### DATA SHOWN
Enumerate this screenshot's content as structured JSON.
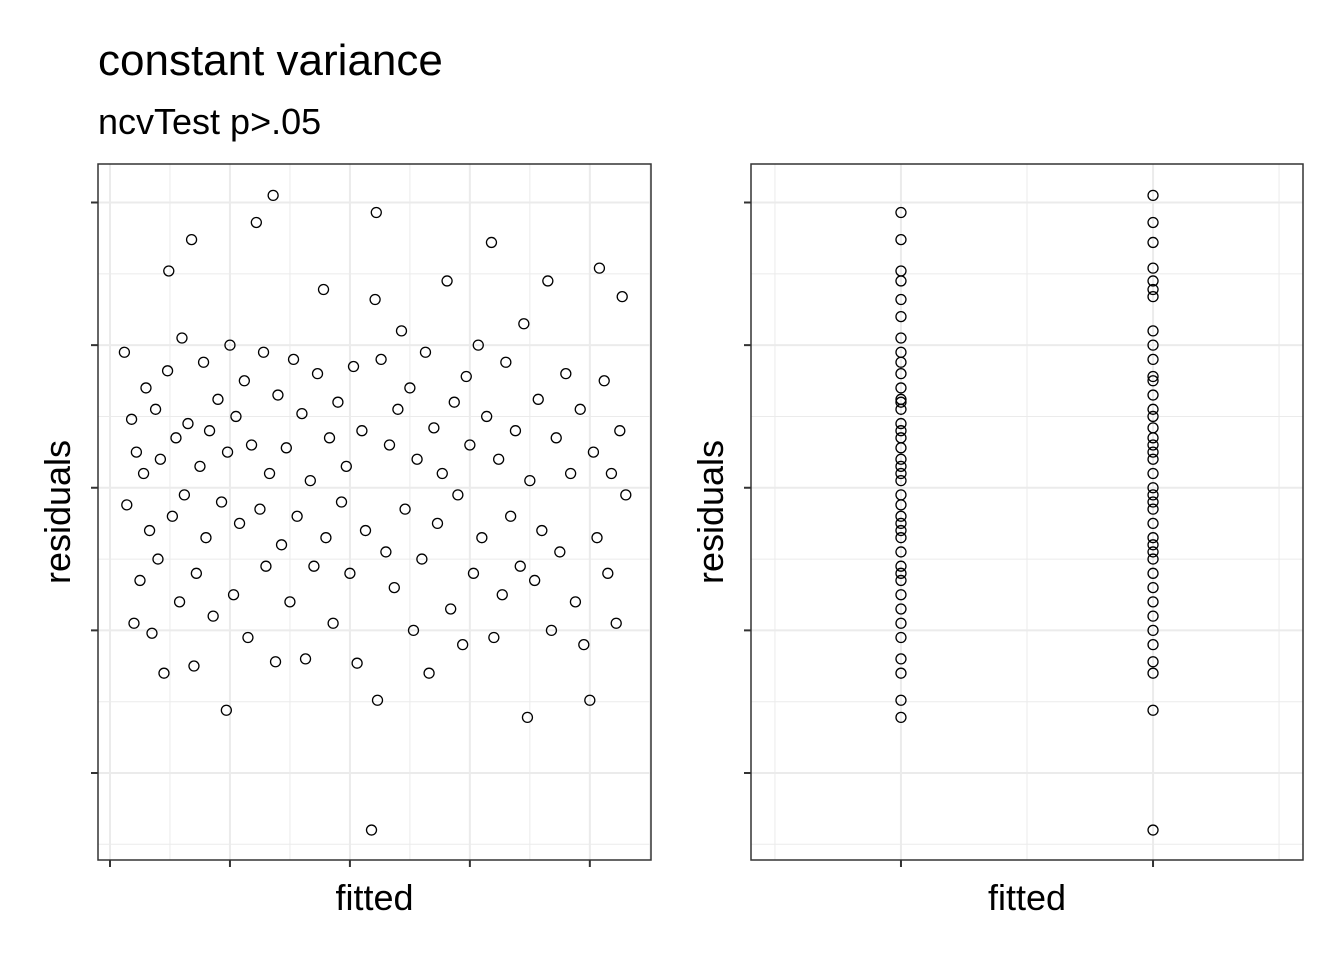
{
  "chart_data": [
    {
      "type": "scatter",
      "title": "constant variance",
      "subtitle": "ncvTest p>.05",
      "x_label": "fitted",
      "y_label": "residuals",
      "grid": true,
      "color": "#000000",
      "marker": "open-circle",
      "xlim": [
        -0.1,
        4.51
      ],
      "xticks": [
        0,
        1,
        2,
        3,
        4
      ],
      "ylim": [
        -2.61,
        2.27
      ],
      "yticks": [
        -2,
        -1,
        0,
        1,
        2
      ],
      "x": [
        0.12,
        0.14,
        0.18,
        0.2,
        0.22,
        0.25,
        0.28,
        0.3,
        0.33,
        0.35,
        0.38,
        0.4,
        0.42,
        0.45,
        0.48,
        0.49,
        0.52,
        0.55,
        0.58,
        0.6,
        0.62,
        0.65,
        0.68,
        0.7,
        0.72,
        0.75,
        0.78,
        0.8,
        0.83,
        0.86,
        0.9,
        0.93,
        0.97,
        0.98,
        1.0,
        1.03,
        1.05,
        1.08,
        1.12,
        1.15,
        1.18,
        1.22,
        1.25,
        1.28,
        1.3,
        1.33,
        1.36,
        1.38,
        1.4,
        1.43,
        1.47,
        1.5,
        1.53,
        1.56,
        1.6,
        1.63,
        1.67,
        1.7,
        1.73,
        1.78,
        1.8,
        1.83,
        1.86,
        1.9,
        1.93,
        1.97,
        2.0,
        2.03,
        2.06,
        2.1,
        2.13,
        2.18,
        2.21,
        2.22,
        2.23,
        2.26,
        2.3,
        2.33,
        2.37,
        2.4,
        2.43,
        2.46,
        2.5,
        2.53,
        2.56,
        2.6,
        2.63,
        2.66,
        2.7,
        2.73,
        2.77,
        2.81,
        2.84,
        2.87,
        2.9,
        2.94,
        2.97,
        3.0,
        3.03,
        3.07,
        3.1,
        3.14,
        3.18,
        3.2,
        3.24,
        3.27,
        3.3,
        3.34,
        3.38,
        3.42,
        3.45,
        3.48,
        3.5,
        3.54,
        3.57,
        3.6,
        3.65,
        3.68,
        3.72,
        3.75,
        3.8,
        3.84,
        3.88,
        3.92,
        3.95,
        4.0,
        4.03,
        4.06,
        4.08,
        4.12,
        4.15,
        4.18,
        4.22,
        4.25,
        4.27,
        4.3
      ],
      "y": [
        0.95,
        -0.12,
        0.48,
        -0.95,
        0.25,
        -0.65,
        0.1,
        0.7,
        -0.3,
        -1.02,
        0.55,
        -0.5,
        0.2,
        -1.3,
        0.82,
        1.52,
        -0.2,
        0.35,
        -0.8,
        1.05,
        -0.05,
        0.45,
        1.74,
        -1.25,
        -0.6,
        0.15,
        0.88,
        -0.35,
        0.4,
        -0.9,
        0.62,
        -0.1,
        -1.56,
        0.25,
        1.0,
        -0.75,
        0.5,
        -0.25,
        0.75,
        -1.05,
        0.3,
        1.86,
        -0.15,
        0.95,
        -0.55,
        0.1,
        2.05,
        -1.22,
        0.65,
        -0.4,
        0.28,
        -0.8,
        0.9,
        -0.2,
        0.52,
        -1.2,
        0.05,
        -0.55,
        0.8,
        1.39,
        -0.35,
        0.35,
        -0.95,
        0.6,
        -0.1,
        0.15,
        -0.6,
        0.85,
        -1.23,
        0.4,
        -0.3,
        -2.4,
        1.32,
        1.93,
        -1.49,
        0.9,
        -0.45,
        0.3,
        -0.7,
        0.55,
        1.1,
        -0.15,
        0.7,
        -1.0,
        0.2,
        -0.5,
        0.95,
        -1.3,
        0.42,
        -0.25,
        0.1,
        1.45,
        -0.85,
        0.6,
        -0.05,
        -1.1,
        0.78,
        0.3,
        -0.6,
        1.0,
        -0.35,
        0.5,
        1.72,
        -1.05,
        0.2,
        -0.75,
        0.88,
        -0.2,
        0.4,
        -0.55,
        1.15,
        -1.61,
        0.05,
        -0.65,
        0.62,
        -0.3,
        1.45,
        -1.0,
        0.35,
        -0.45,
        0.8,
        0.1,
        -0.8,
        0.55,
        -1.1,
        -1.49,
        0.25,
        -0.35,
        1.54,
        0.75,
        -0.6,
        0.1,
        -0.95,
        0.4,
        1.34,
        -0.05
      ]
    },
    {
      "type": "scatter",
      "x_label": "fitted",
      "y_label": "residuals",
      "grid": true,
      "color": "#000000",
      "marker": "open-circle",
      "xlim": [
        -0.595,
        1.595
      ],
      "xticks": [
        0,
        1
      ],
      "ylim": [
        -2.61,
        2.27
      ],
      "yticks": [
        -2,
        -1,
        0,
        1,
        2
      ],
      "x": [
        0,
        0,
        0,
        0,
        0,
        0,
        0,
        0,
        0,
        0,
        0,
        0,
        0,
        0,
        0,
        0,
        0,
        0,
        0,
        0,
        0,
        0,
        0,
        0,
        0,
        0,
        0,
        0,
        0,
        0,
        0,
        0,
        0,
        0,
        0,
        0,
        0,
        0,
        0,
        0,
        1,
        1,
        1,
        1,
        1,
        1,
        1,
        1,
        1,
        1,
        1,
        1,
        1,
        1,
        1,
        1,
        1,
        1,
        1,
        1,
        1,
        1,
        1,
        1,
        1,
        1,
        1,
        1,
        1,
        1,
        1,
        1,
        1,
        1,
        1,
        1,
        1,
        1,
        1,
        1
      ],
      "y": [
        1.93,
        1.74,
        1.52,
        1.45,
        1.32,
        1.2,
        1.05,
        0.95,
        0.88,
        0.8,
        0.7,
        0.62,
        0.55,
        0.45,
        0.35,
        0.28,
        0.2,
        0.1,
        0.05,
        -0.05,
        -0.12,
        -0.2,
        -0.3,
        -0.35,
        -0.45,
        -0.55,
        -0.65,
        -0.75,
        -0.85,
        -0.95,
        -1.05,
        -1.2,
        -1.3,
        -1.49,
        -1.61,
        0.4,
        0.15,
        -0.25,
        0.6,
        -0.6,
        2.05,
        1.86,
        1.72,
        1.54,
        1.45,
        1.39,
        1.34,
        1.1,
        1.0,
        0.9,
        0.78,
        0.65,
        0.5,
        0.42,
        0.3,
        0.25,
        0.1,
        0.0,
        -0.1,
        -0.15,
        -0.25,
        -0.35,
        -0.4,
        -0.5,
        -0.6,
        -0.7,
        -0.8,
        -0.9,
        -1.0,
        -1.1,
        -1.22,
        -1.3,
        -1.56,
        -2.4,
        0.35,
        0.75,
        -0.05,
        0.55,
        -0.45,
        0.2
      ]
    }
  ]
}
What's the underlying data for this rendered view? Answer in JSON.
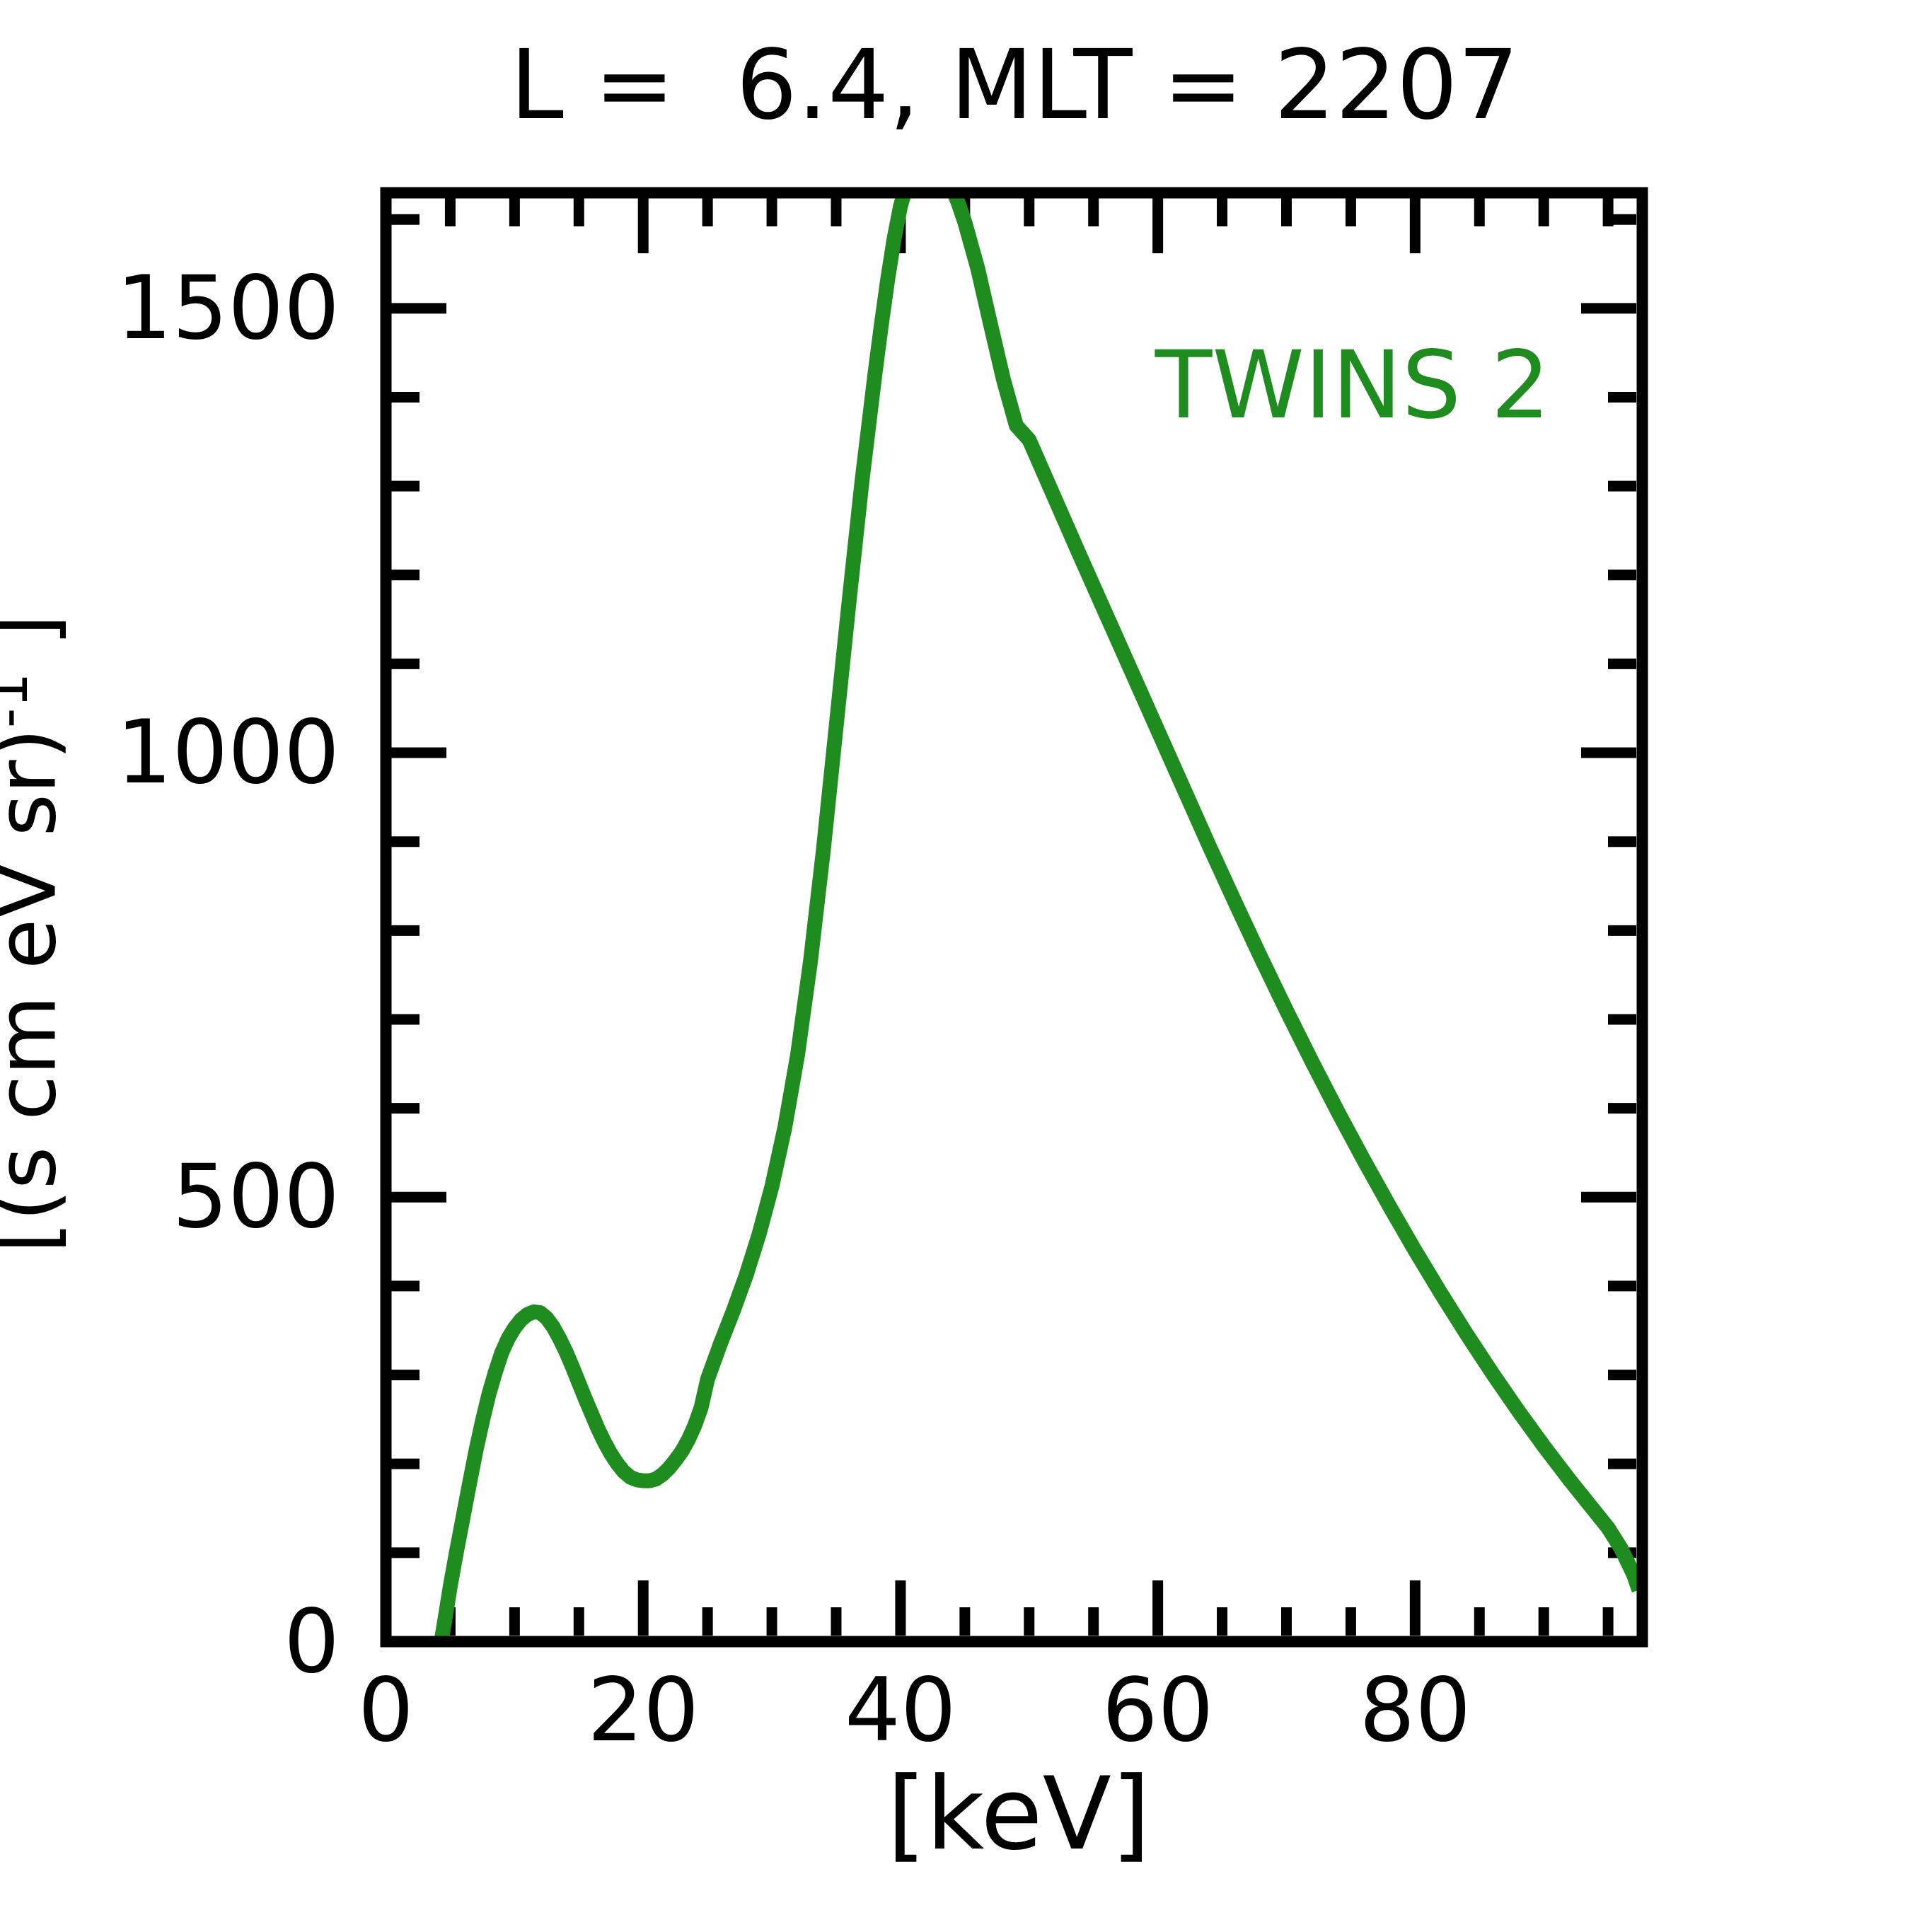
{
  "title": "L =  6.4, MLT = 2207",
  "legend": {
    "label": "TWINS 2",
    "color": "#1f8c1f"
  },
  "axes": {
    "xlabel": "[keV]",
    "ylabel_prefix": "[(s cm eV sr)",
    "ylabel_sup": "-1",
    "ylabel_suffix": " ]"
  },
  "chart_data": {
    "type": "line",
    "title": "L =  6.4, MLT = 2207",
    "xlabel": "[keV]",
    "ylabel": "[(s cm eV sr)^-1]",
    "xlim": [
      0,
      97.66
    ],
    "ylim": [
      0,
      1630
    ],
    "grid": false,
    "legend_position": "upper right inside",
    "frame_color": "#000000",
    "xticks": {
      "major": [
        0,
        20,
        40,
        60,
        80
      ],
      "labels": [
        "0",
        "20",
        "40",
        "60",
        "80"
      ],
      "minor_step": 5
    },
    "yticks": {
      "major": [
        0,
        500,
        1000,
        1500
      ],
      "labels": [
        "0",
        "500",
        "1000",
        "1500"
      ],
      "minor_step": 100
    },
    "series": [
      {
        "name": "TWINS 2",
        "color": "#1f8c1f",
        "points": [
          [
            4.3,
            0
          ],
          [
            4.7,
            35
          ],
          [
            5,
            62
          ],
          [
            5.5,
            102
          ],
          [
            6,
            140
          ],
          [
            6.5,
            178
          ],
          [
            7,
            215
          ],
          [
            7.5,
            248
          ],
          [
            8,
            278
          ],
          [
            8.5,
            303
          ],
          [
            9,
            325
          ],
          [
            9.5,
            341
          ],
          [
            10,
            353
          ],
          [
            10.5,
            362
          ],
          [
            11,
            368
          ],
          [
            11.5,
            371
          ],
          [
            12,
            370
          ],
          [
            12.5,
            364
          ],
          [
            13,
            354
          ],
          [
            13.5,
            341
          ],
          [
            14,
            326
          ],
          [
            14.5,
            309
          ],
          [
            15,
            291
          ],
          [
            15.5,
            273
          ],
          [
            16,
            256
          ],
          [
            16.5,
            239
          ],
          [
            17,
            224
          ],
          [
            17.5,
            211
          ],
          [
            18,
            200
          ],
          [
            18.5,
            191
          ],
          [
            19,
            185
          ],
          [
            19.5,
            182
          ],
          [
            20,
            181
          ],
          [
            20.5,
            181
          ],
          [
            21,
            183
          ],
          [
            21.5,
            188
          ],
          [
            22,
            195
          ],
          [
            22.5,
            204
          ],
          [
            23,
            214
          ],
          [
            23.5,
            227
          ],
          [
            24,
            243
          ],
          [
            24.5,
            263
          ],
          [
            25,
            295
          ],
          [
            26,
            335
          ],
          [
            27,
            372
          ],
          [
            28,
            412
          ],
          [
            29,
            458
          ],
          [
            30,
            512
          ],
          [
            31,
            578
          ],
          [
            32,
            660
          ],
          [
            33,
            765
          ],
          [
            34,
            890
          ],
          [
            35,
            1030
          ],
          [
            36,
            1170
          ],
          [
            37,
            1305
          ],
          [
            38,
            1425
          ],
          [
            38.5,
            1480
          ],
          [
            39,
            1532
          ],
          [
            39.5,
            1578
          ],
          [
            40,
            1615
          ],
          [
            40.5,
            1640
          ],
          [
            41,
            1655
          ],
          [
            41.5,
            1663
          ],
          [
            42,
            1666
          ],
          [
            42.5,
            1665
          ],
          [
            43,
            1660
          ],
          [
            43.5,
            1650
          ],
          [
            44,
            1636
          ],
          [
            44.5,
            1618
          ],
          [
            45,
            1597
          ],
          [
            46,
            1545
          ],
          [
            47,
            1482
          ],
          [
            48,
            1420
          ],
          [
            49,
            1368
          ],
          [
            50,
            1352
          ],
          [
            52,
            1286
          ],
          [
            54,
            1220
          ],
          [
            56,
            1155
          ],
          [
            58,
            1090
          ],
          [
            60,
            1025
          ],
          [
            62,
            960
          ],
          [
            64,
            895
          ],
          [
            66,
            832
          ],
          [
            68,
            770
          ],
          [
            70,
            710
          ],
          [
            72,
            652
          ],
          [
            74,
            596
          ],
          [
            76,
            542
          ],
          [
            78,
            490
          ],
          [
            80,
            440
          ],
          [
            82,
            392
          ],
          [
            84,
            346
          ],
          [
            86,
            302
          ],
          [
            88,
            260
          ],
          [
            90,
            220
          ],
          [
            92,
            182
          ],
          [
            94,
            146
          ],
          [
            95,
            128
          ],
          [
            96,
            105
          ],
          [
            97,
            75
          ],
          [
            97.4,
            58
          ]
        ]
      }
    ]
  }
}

### AIM OF THE EXERCISE
Copy each line that holds the word "this".

### ANSWER IN FULL
Enumerate this screenshot's content as structured JSON.
What's the underlying data for this rendered view? Answer in JSON.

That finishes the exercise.